THE PROBLEM:
Print out every line, exactly as written.

SUPPLIED MATERIAL:
* start *

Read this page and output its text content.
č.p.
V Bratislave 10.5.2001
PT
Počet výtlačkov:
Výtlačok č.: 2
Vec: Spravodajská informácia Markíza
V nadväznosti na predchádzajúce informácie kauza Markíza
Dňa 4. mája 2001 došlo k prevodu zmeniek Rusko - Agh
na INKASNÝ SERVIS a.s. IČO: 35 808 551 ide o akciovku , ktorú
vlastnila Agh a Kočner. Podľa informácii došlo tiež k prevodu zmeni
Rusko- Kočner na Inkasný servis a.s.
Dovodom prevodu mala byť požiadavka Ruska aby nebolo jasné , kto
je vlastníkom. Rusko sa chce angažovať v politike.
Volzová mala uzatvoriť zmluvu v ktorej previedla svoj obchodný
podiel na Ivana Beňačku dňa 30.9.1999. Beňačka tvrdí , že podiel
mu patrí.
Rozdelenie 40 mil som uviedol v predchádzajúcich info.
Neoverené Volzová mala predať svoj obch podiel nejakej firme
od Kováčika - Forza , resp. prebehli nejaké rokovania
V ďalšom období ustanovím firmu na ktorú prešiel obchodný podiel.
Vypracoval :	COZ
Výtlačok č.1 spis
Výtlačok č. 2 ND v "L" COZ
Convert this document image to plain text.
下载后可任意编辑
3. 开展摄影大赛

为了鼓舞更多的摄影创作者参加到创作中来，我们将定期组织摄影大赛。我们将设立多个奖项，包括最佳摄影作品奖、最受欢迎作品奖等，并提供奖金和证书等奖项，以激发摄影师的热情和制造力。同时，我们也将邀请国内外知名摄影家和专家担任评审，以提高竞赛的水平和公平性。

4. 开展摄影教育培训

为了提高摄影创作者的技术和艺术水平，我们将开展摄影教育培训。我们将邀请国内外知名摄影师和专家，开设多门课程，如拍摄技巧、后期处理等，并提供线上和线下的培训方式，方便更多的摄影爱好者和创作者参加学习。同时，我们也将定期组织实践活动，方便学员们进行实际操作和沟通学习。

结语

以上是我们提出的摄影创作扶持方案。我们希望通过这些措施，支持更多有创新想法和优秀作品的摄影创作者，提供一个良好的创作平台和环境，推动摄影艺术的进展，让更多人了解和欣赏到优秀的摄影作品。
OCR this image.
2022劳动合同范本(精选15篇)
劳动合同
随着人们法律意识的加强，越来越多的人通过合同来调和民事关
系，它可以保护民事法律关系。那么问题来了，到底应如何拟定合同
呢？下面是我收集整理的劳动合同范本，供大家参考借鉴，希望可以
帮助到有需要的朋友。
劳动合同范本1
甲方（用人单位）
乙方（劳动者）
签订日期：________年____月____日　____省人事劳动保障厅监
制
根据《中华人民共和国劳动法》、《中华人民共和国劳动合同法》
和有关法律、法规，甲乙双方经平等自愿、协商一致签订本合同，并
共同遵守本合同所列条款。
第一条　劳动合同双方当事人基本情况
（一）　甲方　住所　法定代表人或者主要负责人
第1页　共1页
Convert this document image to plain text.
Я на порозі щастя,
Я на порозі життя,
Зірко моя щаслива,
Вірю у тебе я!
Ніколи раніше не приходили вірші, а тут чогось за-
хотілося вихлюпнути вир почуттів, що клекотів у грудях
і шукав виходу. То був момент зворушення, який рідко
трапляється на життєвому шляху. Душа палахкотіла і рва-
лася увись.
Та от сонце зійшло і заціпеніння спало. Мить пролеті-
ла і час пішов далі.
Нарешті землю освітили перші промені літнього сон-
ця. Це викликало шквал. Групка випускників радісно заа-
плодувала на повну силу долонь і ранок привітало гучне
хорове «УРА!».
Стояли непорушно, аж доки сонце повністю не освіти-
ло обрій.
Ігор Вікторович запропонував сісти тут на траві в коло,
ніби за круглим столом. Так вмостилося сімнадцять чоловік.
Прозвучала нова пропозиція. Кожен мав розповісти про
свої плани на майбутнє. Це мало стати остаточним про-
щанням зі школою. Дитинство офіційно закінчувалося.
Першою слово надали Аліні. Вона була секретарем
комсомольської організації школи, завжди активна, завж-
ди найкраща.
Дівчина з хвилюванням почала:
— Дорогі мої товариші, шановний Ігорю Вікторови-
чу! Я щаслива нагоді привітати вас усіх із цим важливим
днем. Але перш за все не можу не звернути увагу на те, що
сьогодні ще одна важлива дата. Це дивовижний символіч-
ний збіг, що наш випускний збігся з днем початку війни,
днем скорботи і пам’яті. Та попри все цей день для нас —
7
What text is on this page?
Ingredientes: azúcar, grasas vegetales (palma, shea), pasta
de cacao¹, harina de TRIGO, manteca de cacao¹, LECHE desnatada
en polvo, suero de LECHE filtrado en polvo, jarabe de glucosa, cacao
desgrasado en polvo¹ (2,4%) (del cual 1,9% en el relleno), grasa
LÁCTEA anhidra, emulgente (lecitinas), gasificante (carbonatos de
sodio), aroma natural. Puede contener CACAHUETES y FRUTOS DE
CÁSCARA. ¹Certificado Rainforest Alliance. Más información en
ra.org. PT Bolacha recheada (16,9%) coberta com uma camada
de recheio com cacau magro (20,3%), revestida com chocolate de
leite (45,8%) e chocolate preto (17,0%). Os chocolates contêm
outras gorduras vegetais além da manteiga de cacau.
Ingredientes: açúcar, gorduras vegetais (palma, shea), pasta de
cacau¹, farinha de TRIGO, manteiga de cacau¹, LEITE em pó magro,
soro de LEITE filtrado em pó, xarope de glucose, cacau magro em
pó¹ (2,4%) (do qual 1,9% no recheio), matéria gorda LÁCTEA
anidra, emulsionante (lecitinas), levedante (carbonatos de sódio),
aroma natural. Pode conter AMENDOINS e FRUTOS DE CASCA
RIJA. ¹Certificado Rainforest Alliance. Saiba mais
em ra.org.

* end *

RESULT:
Read this page and output its text content.
č.p.
V Bratislave 10.5.2001
PT
Počet výtlačkov:
Výtlačok č.: 2
Vec: Spravodajská informácia Markíza
V nadväznosti na predchádzajúce informácie kauza Markíza
Dňa 4. mája 2001 došlo k prevodu zmeniek Rusko - Agh
na INKASNÝ SERVIS a.s. IČO: 35 808 551 ide o akciovku , ktorú
vlastnila Agh a Kočner. Podľa informácii došlo tiež k prevodu zmeni
Rusko- Kočner na Inkasný servis a.s.
Dovodom prevodu mala byť požiadavka Ruska aby nebolo jasné , kto
je vlastníkom. Rusko sa chce angažovať v politike.
Volzová mala uzatvoriť zmluvu v ktorej previedla svoj obchodný
podiel na Ivana Beňačku dňa 30.9.1999. Beňačka tvrdí , že podiel
mu patrí.
Rozdelenie 40 mil som uviedol v predchádzajúcich info.
Neoverené Volzová mala predať svoj obch podiel nejakej firme
od Kováčika - Forza , resp. prebehli nejaké rokovania
V ďalšom období ustanovím firmu na ktorú prešiel obchodný podiel.
Vypracoval :	COZ
Výtlačok č.1 spis
Výtlačok č. 2 ND v "L" COZ
Convert this document image to plain text.
下载后可任意编辑
3. 开展摄影大赛

为了鼓舞更多的摄影创作者参加到创作中来，我们将定期组织摄影大赛。我们将设立多个奖项，包括最佳摄影作品奖、最受欢迎作品奖等，并提供奖金和证书等奖项，以激发摄影师的热情和制造力。同时，我们也将邀请国内外知名摄影家和专家担任评审，以提高竞赛的水平和公平性。

4. 开展摄影教育培训

为了提高摄影创作者的技术和艺术水平，我们将开展摄影教育培训。我们将邀请国内外知名摄影师和专家，开设多门课程，如拍摄技巧、后期处理等，并提供线上和线下的培训方式，方便更多的摄影爱好者和创作者参加学习。同时，我们也将定期组织实践活动，方便学员们进行实际操作和沟通学习。

结语

以上是我们提出的摄影创作扶持方案。我们希望通过这些措施，支持更多有创新想法和优秀作品的摄影创作者，提供一个良好的创作平台和环境，推动摄影艺术的进展，让更多人了解和欣赏到优秀的摄影作品。
OCR this image.
2022劳动合同范本(精选15篇)
劳动合同
随着人们法律意识的加强，越来越多的人通过合同来调和民事关
系，它可以保护民事法律关系。那么问题来了，到底应如何拟定合同
呢？下面是我收集整理的劳动合同范本，供大家参考借鉴，希望可以
帮助到有需要的朋友。
劳动合同范本1
甲方（用人单位）
乙方（劳动者）
签订日期：________年____月____日　____省人事劳动保障厅监
制
根据《中华人民共和国劳动法》、《中华人民共和国劳动合同法》
和有关法律、法规，甲乙双方经平等自愿、协商一致签订本合同，并
共同遵守本合同所列条款。
第一条　劳动合同双方当事人基本情况
（一）　甲方　住所　法定代表人或者主要负责人
第1页　共1页
Convert this document image to plain text.
Я на порозі щастя,
Я на порозі життя,
Зірко моя щаслива,
Вірю у тебе я!
Ніколи раніше не приходили вірші, а тут чогось за-
хотілося вихлюпнути вир почуттів, що клекотів у грудях
і шукав виходу. То був момент зворушення, який рідко
трапляється на життєвому шляху. Душа палахкотіла і рва-
лася увись.
Та от сонце зійшло і заціпеніння спало. Мить пролеті-
ла і час пішов далі.
Нарешті землю освітили перші промені літнього сон-
ця. Це викликало шквал. Групка випускників радісно заа-
плодувала на повну силу долонь і ранок привітало гучне
хорове «УРА!».
Стояли непорушно, аж доки сонце повністю не освіти-
ло обрій.
Ігор Вікторович запропонував сісти тут на траві в коло,
ніби за круглим столом. Так вмостилося сімнадцять чоловік.
Прозвучала нова пропозиція. Кожен мав розповісти про
свої плани на майбутнє. Це мало стати остаточним про-
щанням зі школою. Дитинство офіційно закінчувалося.
Першою слово надали Аліні. Вона була секретарем
комсомольської організації школи, завжди активна, завж-
ди найкраща.
Дівчина з хвилюванням почала:
— Дорогі мої товариші, шановний Ігорю Вікторови-
чу! Я щаслива нагоді привітати вас усіх із цим важливим
днем. Але перш за все не можу не звернути увагу на те, що
сьогодні ще одна важлива дата. Це дивовижний символіч-
ний збіг, що наш випускний збігся з днем початку війни,
днем скорботи і пам’яті. Та попри все цей день для нас —
7
What text is on this page?
Ingredientes: azúcar, grasas vegetales (palma, shea), pasta
de cacao¹, harina de TRIGO, manteca de cacao¹, LECHE desnatada
en polvo, suero de LECHE filtrado en polvo, jarabe de glucosa, cacao
desgrasado en polvo¹ (2,4%) (del cual 1,9% en el relleno), grasa
LÁCTEA anhidra, emulgente (lecitinas), gasificante (carbonatos de
sodio), aroma natural. Puede contener CACAHUETES y FRUTOS DE
CÁSCARA. ¹Certificado Rainforest Alliance. Más información en
ra.org. PT Bolacha recheada (16,9%) coberta com uma camada
de recheio com cacau magro (20,3%), revestida com chocolate de
leite (45,8%) e chocolate preto (17,0%). Os chocolates contêm
outras gorduras vegetais além da manteiga de cacau.
Ingredientes: açúcar, gorduras vegetais (palma, shea), pasta de
cacau¹, farinha de TRIGO, manteiga de cacau¹, LEITE em pó magro,
soro de LEITE filtrado em pó, xarope de glucose, cacau magro em
pó¹ (2,4%) (do qual 1,9% no recheio), matéria gorda LÁCTEA
anidra, emulsionante (lecitinas), levedante (carbonatos de sódio),
aroma natural. Pode conter AMENDOINS e FRUTOS DE CASCA
RIJA. ¹Certificado Rainforest Alliance. Saiba mais
em ra.org.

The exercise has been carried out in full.